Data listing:
•••
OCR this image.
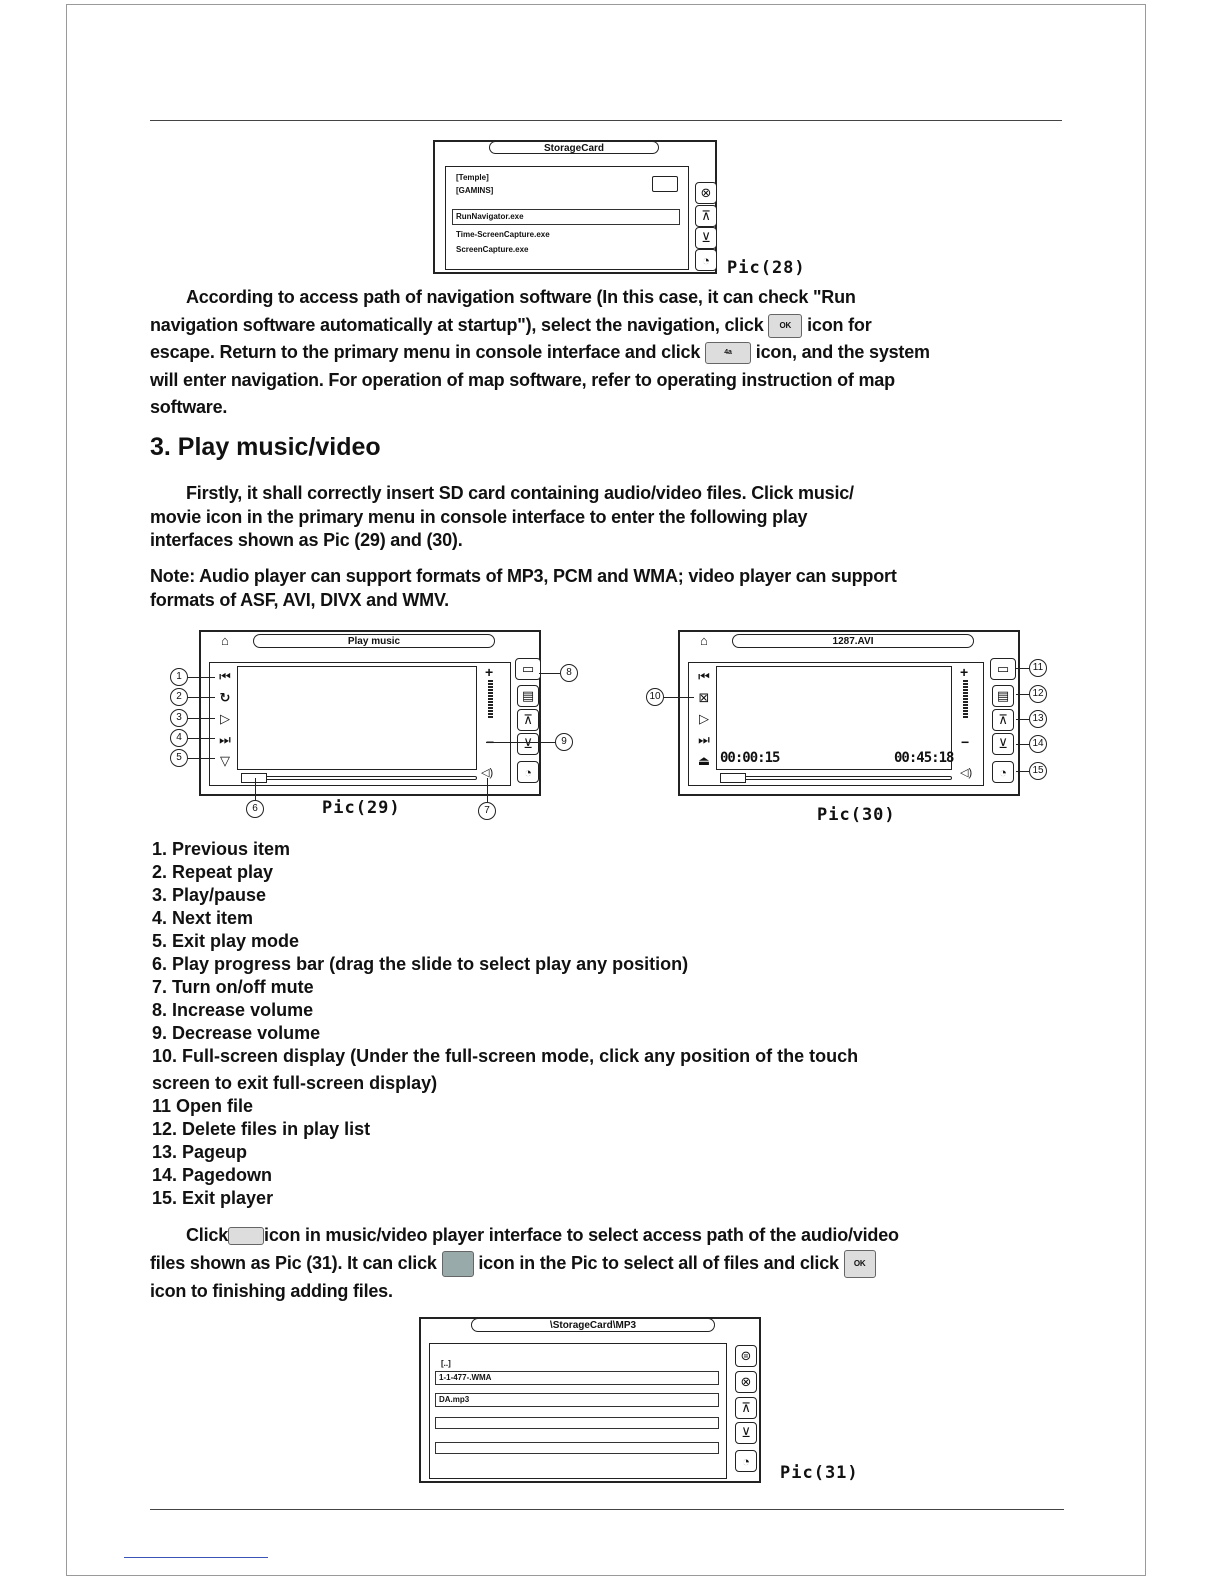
StorageCard
[Temple]
[GAMINS]
RunNavigator.exe
Time-ScreenCapture.exe
ScreenCapture.exe
⊗
⊼
⊻
◔	Pic(28)
According to access path of navigation software (In this case, it can check "Run
navigation software automatically at startup"), select the navigation, click OK icon for
escape. Return to the primary menu in console interface and click	4a icon, and the system
will enter navigation. For operation of map software, refer to operating instruction of map
software.
3. Play music/video
Firstly, it shall correctly insert SD card containing audio/video files. Click music/
movie icon in the primary menu in console interface to enter the following play
interfaces shown as Pic (29) and (30).
Note: Audio player can support formats of MP3, PCM and WMA; video player can support
formats of ASF, AVI, DIVX and WMV.
⌂	Play music
⏮
↻
▷
⏭
▽
+
−
◁)
▭
▤
⊼
⊻
◔
1
2
3
4
5
6	7
8
9
Pic(29)
⌂	1287.AVI
⏮
⊠
▷
⏭
⏏ 00:00:15	00:45:18
+
−
◁)
▭
▤
⊼
⊻
◔
10
11
12
13
14
15
Pic(30)
1. Previous item
2. Repeat play
3. Play/pause
4. Next item
5. Exit play mode
6. Play progress bar (drag the slide to select play any position)
7. Turn on/off mute
8. Increase volume
9. Decrease volume
10. Full-screen display (Under the full-screen mode, click any position of the touch
screen to exit full-screen display)
11 Open file
12. Delete files in play list
13. Pageup
14. Pagedown
15. Exit player
Click icon in music/video player interface to select access path of the audio/video
files shown as Pic (31). It can click icon in the Pic to select all of files and click OK
icon to finishing adding files.
\StorageCard\MP3
[..]
1-1-477-.WMA
DA.mp3
⊜
⊗
⊼
⊻
◔
Pic(31)
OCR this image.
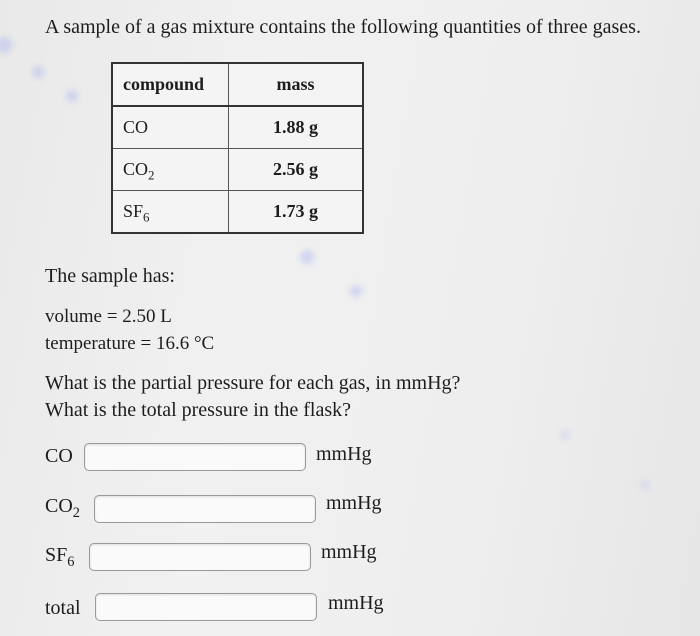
A sample of a gas mixture contains the following quantities of three gases.
compound	mass
CO	1.88 g
$CO_2$	2.56 g
$SF_6$	1.73 g
The sample has:
volume = 2.50 L
temperature = 16.6 °C
What is the partial pressure for each gas, in mmHg?
What is the total pressure in the flask?
CO	mmHg
$CO_2$	mmHg
$SF_6$	mmHg
total	mmHg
•••
YOUR TASK: Determine the number of lines in the records that include the string "path", and respond with that number only.

COMPLETED TASK: 2